┏━━
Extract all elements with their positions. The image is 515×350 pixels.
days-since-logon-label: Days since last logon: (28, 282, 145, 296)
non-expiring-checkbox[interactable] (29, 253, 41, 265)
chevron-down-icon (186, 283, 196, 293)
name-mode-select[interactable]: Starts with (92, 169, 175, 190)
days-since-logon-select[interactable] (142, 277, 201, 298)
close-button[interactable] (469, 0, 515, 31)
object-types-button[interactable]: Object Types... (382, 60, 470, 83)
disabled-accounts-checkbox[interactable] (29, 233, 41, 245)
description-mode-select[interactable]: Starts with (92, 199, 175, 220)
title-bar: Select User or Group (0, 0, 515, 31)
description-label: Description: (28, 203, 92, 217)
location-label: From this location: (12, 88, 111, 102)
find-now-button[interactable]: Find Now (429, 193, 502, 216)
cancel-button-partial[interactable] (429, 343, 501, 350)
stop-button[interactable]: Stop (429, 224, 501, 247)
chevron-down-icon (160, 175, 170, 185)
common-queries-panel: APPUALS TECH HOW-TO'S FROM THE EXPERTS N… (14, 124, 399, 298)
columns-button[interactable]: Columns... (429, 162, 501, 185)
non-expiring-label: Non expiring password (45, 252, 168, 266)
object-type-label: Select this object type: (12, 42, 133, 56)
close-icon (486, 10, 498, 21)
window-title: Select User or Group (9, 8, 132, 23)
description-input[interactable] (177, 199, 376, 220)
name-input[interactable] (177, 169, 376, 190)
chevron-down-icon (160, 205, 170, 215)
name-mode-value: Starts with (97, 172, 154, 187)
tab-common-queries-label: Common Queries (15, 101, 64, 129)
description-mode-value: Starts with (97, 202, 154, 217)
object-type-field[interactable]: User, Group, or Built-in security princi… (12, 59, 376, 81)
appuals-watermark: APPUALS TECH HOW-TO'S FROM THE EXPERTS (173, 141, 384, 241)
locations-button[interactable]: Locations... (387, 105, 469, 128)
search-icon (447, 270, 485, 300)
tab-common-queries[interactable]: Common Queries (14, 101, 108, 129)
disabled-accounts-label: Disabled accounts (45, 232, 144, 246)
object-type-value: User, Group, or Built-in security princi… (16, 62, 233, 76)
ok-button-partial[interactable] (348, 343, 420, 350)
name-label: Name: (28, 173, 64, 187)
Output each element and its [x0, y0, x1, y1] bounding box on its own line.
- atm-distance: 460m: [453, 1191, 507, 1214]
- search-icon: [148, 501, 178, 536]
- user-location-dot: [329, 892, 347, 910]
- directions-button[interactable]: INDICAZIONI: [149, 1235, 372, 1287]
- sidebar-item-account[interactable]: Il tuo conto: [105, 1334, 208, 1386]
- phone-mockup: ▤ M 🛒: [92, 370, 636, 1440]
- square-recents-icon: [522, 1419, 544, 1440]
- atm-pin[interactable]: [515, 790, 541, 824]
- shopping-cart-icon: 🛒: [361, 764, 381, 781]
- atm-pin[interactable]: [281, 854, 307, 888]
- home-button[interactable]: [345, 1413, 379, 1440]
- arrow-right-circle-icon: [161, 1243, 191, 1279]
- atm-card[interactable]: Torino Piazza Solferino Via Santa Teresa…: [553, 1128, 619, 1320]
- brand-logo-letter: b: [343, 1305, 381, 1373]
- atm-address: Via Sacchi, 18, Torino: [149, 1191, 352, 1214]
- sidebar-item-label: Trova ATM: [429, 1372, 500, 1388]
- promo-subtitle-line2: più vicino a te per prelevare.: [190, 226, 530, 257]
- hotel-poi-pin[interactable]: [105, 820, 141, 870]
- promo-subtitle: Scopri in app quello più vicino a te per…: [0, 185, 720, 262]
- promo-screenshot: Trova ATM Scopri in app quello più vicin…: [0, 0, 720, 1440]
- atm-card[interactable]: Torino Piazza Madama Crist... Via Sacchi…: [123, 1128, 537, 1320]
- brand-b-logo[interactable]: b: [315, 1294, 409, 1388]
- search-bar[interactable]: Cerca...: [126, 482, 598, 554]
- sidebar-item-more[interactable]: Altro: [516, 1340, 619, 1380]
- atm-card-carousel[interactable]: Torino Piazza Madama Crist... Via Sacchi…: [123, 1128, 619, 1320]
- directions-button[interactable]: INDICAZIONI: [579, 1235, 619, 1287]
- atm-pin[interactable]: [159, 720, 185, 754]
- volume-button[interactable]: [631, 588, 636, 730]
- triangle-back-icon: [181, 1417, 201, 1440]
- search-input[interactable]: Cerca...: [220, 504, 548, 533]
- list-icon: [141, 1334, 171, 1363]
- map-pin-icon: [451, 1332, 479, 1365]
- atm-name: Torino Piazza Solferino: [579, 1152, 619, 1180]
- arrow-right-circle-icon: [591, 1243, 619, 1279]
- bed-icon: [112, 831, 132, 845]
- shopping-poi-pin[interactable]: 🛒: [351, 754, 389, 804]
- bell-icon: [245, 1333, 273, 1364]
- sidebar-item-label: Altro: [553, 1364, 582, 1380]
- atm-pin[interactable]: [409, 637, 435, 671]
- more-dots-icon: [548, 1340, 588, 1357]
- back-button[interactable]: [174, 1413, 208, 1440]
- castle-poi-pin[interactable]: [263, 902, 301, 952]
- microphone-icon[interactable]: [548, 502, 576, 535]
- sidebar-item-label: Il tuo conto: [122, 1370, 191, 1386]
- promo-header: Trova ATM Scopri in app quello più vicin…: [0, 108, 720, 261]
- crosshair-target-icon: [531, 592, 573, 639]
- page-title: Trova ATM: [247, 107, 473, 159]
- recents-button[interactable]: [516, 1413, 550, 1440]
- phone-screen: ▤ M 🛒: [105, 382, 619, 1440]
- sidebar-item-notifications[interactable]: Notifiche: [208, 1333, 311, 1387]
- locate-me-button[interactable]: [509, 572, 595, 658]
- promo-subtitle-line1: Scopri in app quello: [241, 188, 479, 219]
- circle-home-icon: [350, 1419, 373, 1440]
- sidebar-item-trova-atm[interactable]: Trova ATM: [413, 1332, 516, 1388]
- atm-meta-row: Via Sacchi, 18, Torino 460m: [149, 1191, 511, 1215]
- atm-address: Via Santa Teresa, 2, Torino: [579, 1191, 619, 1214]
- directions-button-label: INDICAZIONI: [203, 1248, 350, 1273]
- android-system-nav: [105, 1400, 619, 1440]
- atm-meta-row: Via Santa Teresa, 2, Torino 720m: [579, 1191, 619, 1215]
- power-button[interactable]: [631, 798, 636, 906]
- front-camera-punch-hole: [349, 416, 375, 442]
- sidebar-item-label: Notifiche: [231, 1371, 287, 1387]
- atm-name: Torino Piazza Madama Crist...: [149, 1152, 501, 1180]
┗━━
_THE REQUEST_:
Reproduce the items verbatim, starting at the first line and ending at the line containing "Output each element", with that line included.

_THE OUTPUT_:
Extract all elements with their positions. The image is 515×350 pixels.
days-since-logon-label: Days since last logon: (28, 282, 145, 296)
non-expiring-checkbox[interactable] (29, 253, 41, 265)
chevron-down-icon (186, 283, 196, 293)
name-mode-select[interactable]: Starts with (92, 169, 175, 190)
days-since-logon-select[interactable] (142, 277, 201, 298)
close-button[interactable] (469, 0, 515, 31)
object-types-button[interactable]: Object Types... (382, 60, 470, 83)
disabled-accounts-checkbox[interactable] (29, 233, 41, 245)
description-mode-select[interactable]: Starts with (92, 199, 175, 220)
title-bar: Select User or Group (0, 0, 515, 31)
description-label: Description: (28, 203, 92, 217)
location-label: From this location: (12, 88, 111, 102)
find-now-button[interactable]: Find Now (429, 193, 502, 216)
cancel-button-partial[interactable] (429, 343, 501, 350)
stop-button[interactable]: Stop (429, 224, 501, 247)
chevron-down-icon (160, 175, 170, 185)
common-queries-panel: APPUALS TECH HOW-TO'S FROM THE EXPERTS N… (14, 124, 399, 298)
columns-button[interactable]: Columns... (429, 162, 501, 185)
non-expiring-label: Non expiring password (45, 252, 168, 266)
object-type-label: Select this object type: (12, 42, 133, 56)
close-icon (486, 10, 498, 21)
window-title: Select User or Group (9, 8, 132, 23)
description-input[interactable] (177, 199, 376, 220)
name-input[interactable] (177, 169, 376, 190)
chevron-down-icon (160, 205, 170, 215)
name-mode-value: Starts with (97, 172, 154, 187)
tab-common-queries-label: Common Queries (15, 101, 64, 129)
description-mode-value: Starts with (97, 202, 154, 217)
object-type-field[interactable]: User, Group, or Built-in security princi… (12, 59, 376, 81)
appuals-watermark: APPUALS TECH HOW-TO'S FROM THE EXPERTS (173, 141, 384, 241)
locations-button[interactable]: Locations... (387, 105, 469, 128)
search-icon (447, 270, 485, 300)
tab-common-queries[interactable]: Common Queries (14, 101, 108, 129)
disabled-accounts-label: Disabled accounts (45, 232, 144, 246)
object-type-value: User, Group, or Built-in security princi… (16, 62, 233, 76)
ok-button-partial[interactable] (348, 343, 420, 350)
name-label: Name: (28, 173, 64, 187)
Output each element and its [x0, y0, x1, y1] bounding box on its own line.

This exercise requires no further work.